* WHAT IS NEEDED *
Check each line of the listing, and copy it if it contains the word "title".

* LISTING *
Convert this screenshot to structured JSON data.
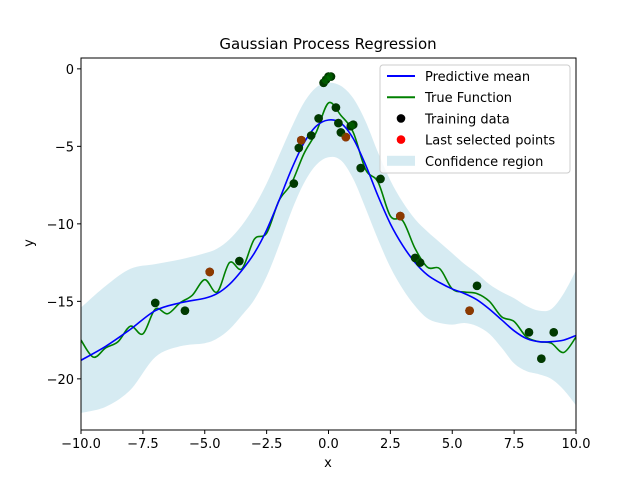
{
  "chart_data": {
    "type": "line",
    "title": "Gaussian Process Regression",
    "xlabel": "x",
    "ylabel": "y",
    "xlim": [
      -10,
      10
    ],
    "ylim": [
      -23.3,
      0.7
    ],
    "x_ticks": [
      -10,
      -7.5,
      -5,
      -2.5,
      0,
      2.5,
      5,
      7.5,
      10
    ],
    "x_tick_labels": [
      "−10.0",
      "−7.5",
      "−5.0",
      "−2.5",
      "0.0",
      "2.5",
      "5.0",
      "7.5",
      "10.0"
    ],
    "y_ticks": [
      0,
      -5,
      -10,
      -15,
      -20
    ],
    "y_tick_labels": [
      "0",
      "−5",
      "−10",
      "−15",
      "−20"
    ],
    "grid": false,
    "legend_position": "top-right",
    "colors": {
      "predictive_mean": "#0000ff",
      "true_function": "#008000",
      "training_data": "#000000",
      "last_selected": "#ff0000",
      "confidence": "#add8e6"
    },
    "legend": [
      {
        "label": "Predictive mean",
        "kind": "line",
        "color": "#0000ff"
      },
      {
        "label": "True Function",
        "kind": "line",
        "color": "#008000"
      },
      {
        "label": "Training data",
        "kind": "dot",
        "color": "#000000"
      },
      {
        "label": "Last selected points",
        "kind": "dot",
        "color": "#ff0000"
      },
      {
        "label": "Confidence region",
        "kind": "patch",
        "color": "#add8e6"
      }
    ],
    "series": [
      {
        "name": "Predictive mean",
        "x": [
          -10,
          -9,
          -8,
          -7,
          -6,
          -5,
          -4.5,
          -4,
          -3.5,
          -3,
          -2.5,
          -2,
          -1.5,
          -1,
          -0.5,
          0,
          0.5,
          1,
          1.5,
          2,
          2.5,
          3,
          3.5,
          4,
          4.5,
          5,
          5.5,
          6,
          6.5,
          7,
          7.5,
          8,
          8.5,
          9,
          9.5,
          10
        ],
        "y": [
          -18.8,
          -17.9,
          -16.8,
          -15.6,
          -15.1,
          -14.8,
          -14.5,
          -13.9,
          -13.0,
          -11.9,
          -10.4,
          -8.5,
          -6.5,
          -4.8,
          -3.7,
          -3.3,
          -3.5,
          -4.5,
          -6.2,
          -8.2,
          -10.0,
          -11.4,
          -12.5,
          -13.3,
          -13.8,
          -14.2,
          -14.5,
          -14.9,
          -15.5,
          -16.2,
          -16.9,
          -17.4,
          -17.6,
          -17.6,
          -17.5,
          -17.2
        ]
      },
      {
        "name": "Confidence region",
        "x": [
          -10,
          -9,
          -8,
          -7,
          -6,
          -5,
          -4.5,
          -4,
          -3.5,
          -3,
          -2.5,
          -2,
          -1.5,
          -1,
          -0.5,
          0,
          0.5,
          1,
          1.5,
          2,
          2.5,
          3,
          3.5,
          4,
          4.5,
          5,
          5.5,
          6,
          6.5,
          7,
          7.5,
          8,
          8.5,
          9,
          9.5,
          10
        ],
        "upper": [
          -15.4,
          -14.0,
          -12.9,
          -12.6,
          -12.3,
          -11.9,
          -11.6,
          -11.0,
          -10.1,
          -8.9,
          -7.4,
          -5.6,
          -3.8,
          -2.2,
          -1.2,
          -0.9,
          -1.1,
          -1.9,
          -3.4,
          -5.4,
          -7.2,
          -8.6,
          -9.7,
          -10.5,
          -11.2,
          -11.9,
          -12.6,
          -13.2,
          -13.9,
          -14.4,
          -14.8,
          -15.3,
          -15.6,
          -15.5,
          -14.5,
          -13.0
        ],
        "lower": [
          -22.2,
          -21.8,
          -20.7,
          -18.6,
          -17.9,
          -17.7,
          -17.4,
          -16.8,
          -15.9,
          -14.9,
          -13.4,
          -11.4,
          -9.2,
          -7.4,
          -6.2,
          -5.7,
          -5.9,
          -7.1,
          -9.0,
          -11.0,
          -12.8,
          -14.2,
          -15.3,
          -16.1,
          -16.4,
          -16.5,
          -16.4,
          -16.6,
          -17.1,
          -18.0,
          -19.0,
          -19.5,
          -19.7,
          -20.0,
          -20.7,
          -21.7
        ]
      },
      {
        "name": "True Function",
        "x": [
          -10,
          -9.5,
          -9,
          -8.5,
          -8,
          -7.5,
          -7,
          -6.5,
          -6,
          -5.5,
          -5,
          -4.5,
          -4,
          -3.5,
          -3,
          -2.5,
          -2,
          -1.5,
          -1,
          -0.5,
          0,
          0.5,
          1,
          1.5,
          2,
          2.5,
          3,
          3.5,
          4,
          4.5,
          5,
          5.5,
          6,
          6.5,
          7,
          7.5,
          8,
          8.5,
          9,
          9.5,
          10
        ],
        "y": [
          -17.5,
          -18.6,
          -18.0,
          -17.6,
          -16.6,
          -17.1,
          -15.5,
          -15.8,
          -15.1,
          -14.6,
          -13.6,
          -14.4,
          -12.5,
          -12.9,
          -11.0,
          -10.6,
          -8.5,
          -7.4,
          -5.5,
          -4.1,
          -2.2,
          -3.0,
          -4.1,
          -6.5,
          -7.3,
          -9.5,
          -9.8,
          -11.6,
          -12.8,
          -12.9,
          -14.2,
          -14.4,
          -14.5,
          -15.0,
          -16.0,
          -16.3,
          -17.3,
          -17.6,
          -17.7,
          -18.3,
          -17.3
        ]
      }
    ],
    "training_data": {
      "name": "Training data",
      "x": [
        -7.0,
        -5.8,
        -4.8,
        -3.6,
        -1.4,
        -1.2,
        -1.1,
        -0.7,
        -0.4,
        -0.2,
        -0.1,
        0.0,
        0.1,
        0.3,
        0.4,
        0.5,
        0.7,
        0.9,
        1.0,
        1.3,
        2.1,
        2.9,
        3.5,
        3.7,
        5.7,
        6.0,
        8.1,
        8.6,
        9.1
      ],
      "y": [
        -15.1,
        -15.6,
        -13.1,
        -12.4,
        -7.4,
        -5.1,
        -4.6,
        -4.3,
        -3.2,
        -0.9,
        -0.7,
        -0.5,
        -0.5,
        -2.5,
        -3.5,
        -4.1,
        -4.4,
        -3.7,
        -3.6,
        -6.4,
        -7.1,
        -9.5,
        -12.2,
        -12.5,
        -15.6,
        -14.0,
        -17.0,
        -18.7,
        -17.0
      ]
    },
    "last_selected_points": {
      "name": "Last selected points",
      "x": [
        -4.8,
        -1.1,
        0.7,
        2.9,
        5.7
      ],
      "y": [
        -13.1,
        -4.6,
        -4.4,
        -9.5,
        -15.6
      ]
    }
  }
}
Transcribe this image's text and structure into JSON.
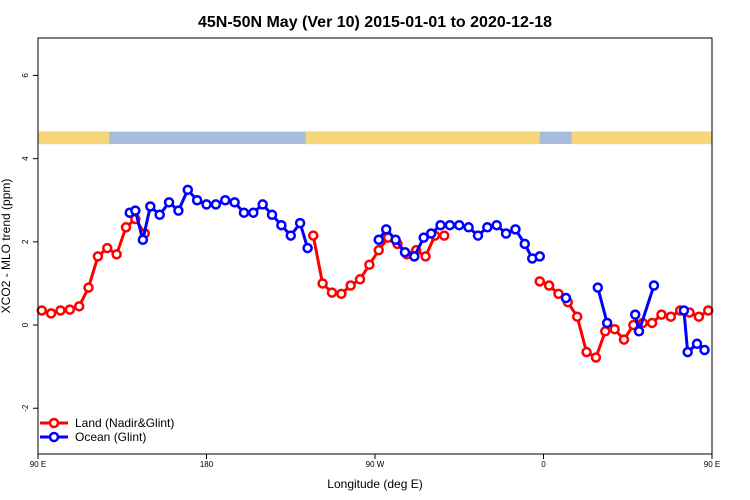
{
  "chart_data": {
    "type": "line",
    "title": "45N-50N May (Ver 10)   2015-01-01 to 2020-12-18",
    "xlabel": "Longitude (deg E)",
    "ylabel": "XCO2 - MLO trend (ppm)",
    "xlim": [
      90,
      450
    ],
    "ylim": [
      -3.1,
      6.9
    ],
    "x_ticks": [
      {
        "value": 90,
        "label": "90 E"
      },
      {
        "value": 180,
        "label": "180"
      },
      {
        "value": 270,
        "label": "90 W"
      },
      {
        "value": 360,
        "label": "0"
      },
      {
        "value": 450,
        "label": "90 E"
      },
      {
        "value": 540,
        "label": "180"
      }
    ],
    "y_ticks": [
      {
        "value": -2,
        "label": "-2"
      },
      {
        "value": 0,
        "label": "0"
      },
      {
        "value": 2,
        "label": "2"
      },
      {
        "value": 4,
        "label": "4"
      },
      {
        "value": 6,
        "label": "6"
      }
    ],
    "legend_position": "bottom-left",
    "land_ocean_strip": {
      "y_range": [
        4.35,
        4.65
      ],
      "land_color": "#f5d77a",
      "ocean_color": "#a8bce0"
    },
    "series": [
      {
        "name": "Land (Nadir&Glint)",
        "color": "#ff0000",
        "points": [
          [
            [
              92,
              0.35
            ],
            [
              97,
              0.28
            ],
            [
              102,
              0.35
            ],
            [
              107,
              0.37
            ],
            [
              112,
              0.45
            ],
            [
              117,
              0.9
            ],
            [
              122,
              1.65
            ],
            [
              127,
              1.85
            ],
            [
              132,
              1.7
            ],
            [
              137,
              2.35
            ],
            [
              142,
              2.55
            ],
            [
              147,
              2.2
            ]
          ],
          [
            [
              237,
              2.15
            ],
            [
              242,
              1.0
            ],
            [
              247,
              0.78
            ],
            [
              252,
              0.75
            ],
            [
              257,
              0.95
            ],
            [
              262,
              1.1
            ],
            [
              267,
              1.45
            ],
            [
              272,
              1.8
            ],
            [
              277,
              2.1
            ],
            [
              282,
              1.95
            ],
            [
              287,
              1.7
            ],
            [
              292,
              1.8
            ],
            [
              297,
              1.65
            ],
            [
              302,
              2.15
            ],
            [
              307,
              2.15
            ]
          ],
          [
            [
              358,
              1.05
            ],
            [
              363,
              0.95
            ],
            [
              368,
              0.75
            ],
            [
              373,
              0.55
            ],
            [
              378,
              0.2
            ],
            [
              383,
              -0.65
            ],
            [
              388,
              -0.78
            ],
            [
              393,
              -0.15
            ],
            [
              398,
              -0.1
            ],
            [
              403,
              -0.35
            ],
            [
              408,
              0.0
            ],
            [
              413,
              0.05
            ],
            [
              418,
              0.05
            ],
            [
              423,
              0.25
            ],
            [
              428,
              0.2
            ],
            [
              433,
              0.35
            ],
            [
              438,
              0.3
            ],
            [
              443,
              0.2
            ],
            [
              448,
              0.35
            ],
            [
              453,
              0.35
            ],
            [
              458,
              0.25
            ],
            [
              463,
              0.35
            ],
            [
              468,
              0.35
            ],
            [
              473,
              0.45
            ],
            [
              478,
              0.9
            ],
            [
              483,
              1.65
            ],
            [
              488,
              1.85
            ],
            [
              493,
              1.7
            ],
            [
              498,
              2.35
            ],
            [
              503,
              2.55
            ],
            [
              508,
              2.2
            ]
          ]
        ]
      },
      {
        "name": "Ocean (Glint)",
        "color": "#0000ff",
        "points": [
          [
            [
              139,
              2.7
            ],
            [
              142,
              2.75
            ],
            [
              146,
              2.05
            ],
            [
              150,
              2.85
            ],
            [
              155,
              2.65
            ],
            [
              160,
              2.95
            ],
            [
              165,
              2.75
            ],
            [
              170,
              3.25
            ],
            [
              175,
              3.0
            ],
            [
              180,
              2.9
            ],
            [
              185,
              2.9
            ],
            [
              190,
              3.0
            ],
            [
              195,
              2.95
            ],
            [
              200,
              2.7
            ],
            [
              205,
              2.7
            ],
            [
              210,
              2.9
            ],
            [
              215,
              2.65
            ],
            [
              220,
              2.4
            ],
            [
              225,
              2.15
            ],
            [
              230,
              2.45
            ],
            [
              234,
              1.85
            ]
          ],
          [
            [
              272,
              2.05
            ],
            [
              276,
              2.3
            ],
            [
              281,
              2.05
            ],
            [
              286,
              1.75
            ],
            [
              291,
              1.65
            ],
            [
              296,
              2.1
            ],
            [
              300,
              2.2
            ],
            [
              305,
              2.4
            ],
            [
              310,
              2.4
            ],
            [
              315,
              2.4
            ],
            [
              320,
              2.35
            ],
            [
              325,
              2.15
            ],
            [
              330,
              2.35
            ],
            [
              335,
              2.4
            ],
            [
              340,
              2.2
            ],
            [
              345,
              2.3
            ],
            [
              350,
              1.95
            ],
            [
              354,
              1.6
            ],
            [
              358,
              1.65
            ]
          ],
          [
            [
              372,
              0.65
            ]
          ],
          [
            [
              389,
              0.9
            ],
            [
              394,
              0.05
            ]
          ],
          [
            [
              409,
              0.25
            ],
            [
              411,
              -0.15
            ],
            [
              419,
              0.95
            ]
          ],
          [
            [
              435,
              0.35
            ],
            [
              437,
              -0.65
            ],
            [
              442,
              -0.45
            ],
            [
              446,
              -0.6
            ]
          ],
          [
            [
              500,
              2.7
            ],
            [
              503,
              2.75
            ],
            [
              507,
              2.05
            ],
            [
              511,
              2.85
            ],
            [
              516,
              2.65
            ],
            [
              521,
              2.95
            ],
            [
              526,
              2.75
            ],
            [
              531,
              3.25
            ],
            [
              536,
              3.0
            ]
          ]
        ]
      }
    ]
  }
}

* RIGHT ANSWER *
    "title": "Gaussian Process Regression",
    "title": "45N-50N May (Ver 10)   2015-01-01 to 2020-12-18",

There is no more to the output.